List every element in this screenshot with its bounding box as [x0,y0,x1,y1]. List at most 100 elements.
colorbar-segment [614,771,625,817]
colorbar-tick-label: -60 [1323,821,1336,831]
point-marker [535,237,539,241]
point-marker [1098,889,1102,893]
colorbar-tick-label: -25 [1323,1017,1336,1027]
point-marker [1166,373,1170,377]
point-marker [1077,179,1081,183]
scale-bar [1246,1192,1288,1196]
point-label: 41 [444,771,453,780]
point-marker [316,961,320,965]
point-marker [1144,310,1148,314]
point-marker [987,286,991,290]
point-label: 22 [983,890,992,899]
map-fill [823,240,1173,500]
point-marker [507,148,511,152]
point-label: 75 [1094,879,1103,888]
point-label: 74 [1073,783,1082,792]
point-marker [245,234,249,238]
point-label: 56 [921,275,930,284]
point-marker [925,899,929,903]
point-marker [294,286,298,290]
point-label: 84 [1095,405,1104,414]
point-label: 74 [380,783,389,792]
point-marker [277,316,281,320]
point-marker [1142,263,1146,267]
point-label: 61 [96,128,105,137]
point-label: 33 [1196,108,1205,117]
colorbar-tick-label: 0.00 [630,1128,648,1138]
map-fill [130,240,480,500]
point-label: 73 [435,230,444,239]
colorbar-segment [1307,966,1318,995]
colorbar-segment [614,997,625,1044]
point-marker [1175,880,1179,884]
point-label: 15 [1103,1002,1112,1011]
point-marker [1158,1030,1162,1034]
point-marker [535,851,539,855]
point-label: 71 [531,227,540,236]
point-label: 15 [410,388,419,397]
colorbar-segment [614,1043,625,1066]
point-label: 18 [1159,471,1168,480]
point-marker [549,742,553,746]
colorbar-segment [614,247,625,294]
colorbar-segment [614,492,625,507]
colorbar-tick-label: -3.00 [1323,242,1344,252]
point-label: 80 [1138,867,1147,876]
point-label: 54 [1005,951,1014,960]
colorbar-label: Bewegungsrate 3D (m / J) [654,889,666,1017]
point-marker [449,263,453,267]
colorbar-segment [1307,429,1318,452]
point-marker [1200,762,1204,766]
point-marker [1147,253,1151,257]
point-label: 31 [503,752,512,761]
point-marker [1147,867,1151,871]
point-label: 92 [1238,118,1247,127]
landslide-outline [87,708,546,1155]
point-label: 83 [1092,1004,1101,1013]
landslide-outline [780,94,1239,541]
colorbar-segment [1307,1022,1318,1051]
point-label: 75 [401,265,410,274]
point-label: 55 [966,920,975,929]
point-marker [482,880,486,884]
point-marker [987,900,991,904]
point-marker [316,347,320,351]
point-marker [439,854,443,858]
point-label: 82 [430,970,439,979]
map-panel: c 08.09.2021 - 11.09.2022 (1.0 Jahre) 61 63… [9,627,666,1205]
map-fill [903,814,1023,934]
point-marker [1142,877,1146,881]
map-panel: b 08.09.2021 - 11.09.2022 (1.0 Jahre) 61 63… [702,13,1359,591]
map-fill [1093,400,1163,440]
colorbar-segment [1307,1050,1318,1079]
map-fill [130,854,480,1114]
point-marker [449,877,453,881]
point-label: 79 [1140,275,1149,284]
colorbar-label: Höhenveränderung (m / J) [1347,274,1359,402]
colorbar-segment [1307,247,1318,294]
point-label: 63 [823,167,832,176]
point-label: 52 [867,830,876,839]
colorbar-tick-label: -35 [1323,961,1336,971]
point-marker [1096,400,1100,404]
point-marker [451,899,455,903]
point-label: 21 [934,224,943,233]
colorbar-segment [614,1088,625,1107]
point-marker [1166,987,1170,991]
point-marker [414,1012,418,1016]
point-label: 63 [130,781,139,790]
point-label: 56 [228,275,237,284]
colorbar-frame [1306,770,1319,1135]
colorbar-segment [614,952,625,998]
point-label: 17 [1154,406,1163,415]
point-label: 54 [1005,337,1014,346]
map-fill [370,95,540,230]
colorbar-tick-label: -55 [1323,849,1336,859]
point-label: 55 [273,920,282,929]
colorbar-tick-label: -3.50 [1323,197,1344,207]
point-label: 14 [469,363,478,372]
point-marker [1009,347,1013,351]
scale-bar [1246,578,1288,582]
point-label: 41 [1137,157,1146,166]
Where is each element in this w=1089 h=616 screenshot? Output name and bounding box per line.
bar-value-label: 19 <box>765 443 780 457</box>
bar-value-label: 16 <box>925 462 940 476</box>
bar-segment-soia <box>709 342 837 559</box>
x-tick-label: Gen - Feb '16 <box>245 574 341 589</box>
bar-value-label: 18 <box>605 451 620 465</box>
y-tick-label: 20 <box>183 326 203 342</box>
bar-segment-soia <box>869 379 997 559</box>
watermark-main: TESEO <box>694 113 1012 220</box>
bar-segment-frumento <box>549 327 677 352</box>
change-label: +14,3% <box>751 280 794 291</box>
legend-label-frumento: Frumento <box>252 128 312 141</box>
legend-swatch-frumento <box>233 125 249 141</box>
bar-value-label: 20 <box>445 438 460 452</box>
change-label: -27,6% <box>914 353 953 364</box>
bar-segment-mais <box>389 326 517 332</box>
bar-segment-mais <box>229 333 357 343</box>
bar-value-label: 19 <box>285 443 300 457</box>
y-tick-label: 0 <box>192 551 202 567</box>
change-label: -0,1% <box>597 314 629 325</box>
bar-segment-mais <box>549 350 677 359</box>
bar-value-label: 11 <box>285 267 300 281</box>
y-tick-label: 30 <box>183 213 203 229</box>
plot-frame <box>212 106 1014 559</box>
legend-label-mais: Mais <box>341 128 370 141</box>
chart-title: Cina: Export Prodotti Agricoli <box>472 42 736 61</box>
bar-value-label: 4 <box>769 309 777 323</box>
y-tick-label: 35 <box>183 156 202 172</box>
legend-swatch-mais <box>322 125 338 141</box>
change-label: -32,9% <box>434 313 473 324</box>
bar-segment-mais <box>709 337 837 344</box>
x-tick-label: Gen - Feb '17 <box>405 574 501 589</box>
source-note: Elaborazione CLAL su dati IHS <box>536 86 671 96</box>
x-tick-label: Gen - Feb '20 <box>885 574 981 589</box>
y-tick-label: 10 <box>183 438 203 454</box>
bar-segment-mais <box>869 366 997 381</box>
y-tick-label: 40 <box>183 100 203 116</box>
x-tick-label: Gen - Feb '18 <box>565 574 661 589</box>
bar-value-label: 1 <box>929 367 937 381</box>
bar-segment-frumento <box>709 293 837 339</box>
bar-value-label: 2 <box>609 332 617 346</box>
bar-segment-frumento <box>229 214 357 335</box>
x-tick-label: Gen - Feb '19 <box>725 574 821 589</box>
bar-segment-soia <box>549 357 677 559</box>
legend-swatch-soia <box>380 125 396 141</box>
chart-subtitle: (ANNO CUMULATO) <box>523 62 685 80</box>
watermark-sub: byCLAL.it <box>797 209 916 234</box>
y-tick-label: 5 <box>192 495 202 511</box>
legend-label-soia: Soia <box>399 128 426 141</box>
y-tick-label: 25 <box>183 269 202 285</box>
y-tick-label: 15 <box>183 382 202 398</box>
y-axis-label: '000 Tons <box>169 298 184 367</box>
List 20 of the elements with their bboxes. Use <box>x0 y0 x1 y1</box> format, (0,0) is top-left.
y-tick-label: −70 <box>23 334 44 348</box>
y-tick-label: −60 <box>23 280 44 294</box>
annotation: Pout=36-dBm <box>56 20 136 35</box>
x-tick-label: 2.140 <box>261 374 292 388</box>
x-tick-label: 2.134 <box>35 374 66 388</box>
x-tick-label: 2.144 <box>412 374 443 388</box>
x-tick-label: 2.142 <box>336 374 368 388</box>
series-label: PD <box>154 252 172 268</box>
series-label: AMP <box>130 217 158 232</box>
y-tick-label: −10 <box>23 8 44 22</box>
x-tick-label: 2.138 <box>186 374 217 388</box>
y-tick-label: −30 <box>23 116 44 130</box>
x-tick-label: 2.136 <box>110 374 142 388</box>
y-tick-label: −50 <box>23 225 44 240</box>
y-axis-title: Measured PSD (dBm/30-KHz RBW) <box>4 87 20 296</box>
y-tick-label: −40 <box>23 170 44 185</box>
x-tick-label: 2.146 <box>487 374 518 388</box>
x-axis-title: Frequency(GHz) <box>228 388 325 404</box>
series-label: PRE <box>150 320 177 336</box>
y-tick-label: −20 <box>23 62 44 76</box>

——

PROBLEM DETAILS:
Write out the records verbatim, starting at their first line and ending at the line that contains "colorbar-segment [1307,429,1318,452]", including that line.

WRITTEN RESPONSE:
List every element in this screenshot with its bounding box as [x0,y0,x1,y1]. List at most 100 elements.
colorbar-segment [614,771,625,817]
colorbar-tick-label: -60 [1323,821,1336,831]
point-marker [535,237,539,241]
point-marker [1098,889,1102,893]
colorbar-tick-label: -25 [1323,1017,1336,1027]
point-marker [1166,373,1170,377]
point-marker [1077,179,1081,183]
scale-bar [1246,1192,1288,1196]
point-label: 41 [444,771,453,780]
point-marker [316,961,320,965]
point-marker [1144,310,1148,314]
point-marker [987,286,991,290]
point-label: 22 [983,890,992,899]
map-fill [823,240,1173,500]
point-marker [507,148,511,152]
point-label: 75 [1094,879,1103,888]
point-label: 74 [1073,783,1082,792]
point-marker [245,234,249,238]
point-label: 56 [921,275,930,284]
point-marker [925,899,929,903]
point-marker [294,286,298,290]
point-label: 84 [1095,405,1104,414]
point-label: 74 [380,783,389,792]
point-marker [277,316,281,320]
point-marker [1142,263,1146,267]
point-label: 61 [96,128,105,137]
point-label: 33 [1196,108,1205,117]
colorbar-tick-label: 0.00 [630,1128,648,1138]
map-fill [130,240,480,500]
point-label: 73 [435,230,444,239]
colorbar-segment [1307,966,1318,995]
colorbar-segment [614,997,625,1044]
point-marker [1175,880,1179,884]
point-label: 15 [1103,1002,1112,1011]
point-marker [1158,1030,1162,1034]
point-marker [535,851,539,855]
point-label: 71 [531,227,540,236]
point-label: 15 [410,388,419,397]
colorbar-segment [614,1043,625,1066]
point-label: 18 [1159,471,1168,480]
point-marker [549,742,553,746]
colorbar-segment [614,247,625,294]
colorbar-segment [614,492,625,507]
colorbar-tick-label: -3.00 [1323,242,1344,252]
point-label: 80 [1138,867,1147,876]
point-label: 54 [1005,951,1014,960]
colorbar-label: Bewegungsrate 3D (m / J) [654,889,666,1017]
point-marker [449,263,453,267]
colorbar-segment [1307,429,1318,452]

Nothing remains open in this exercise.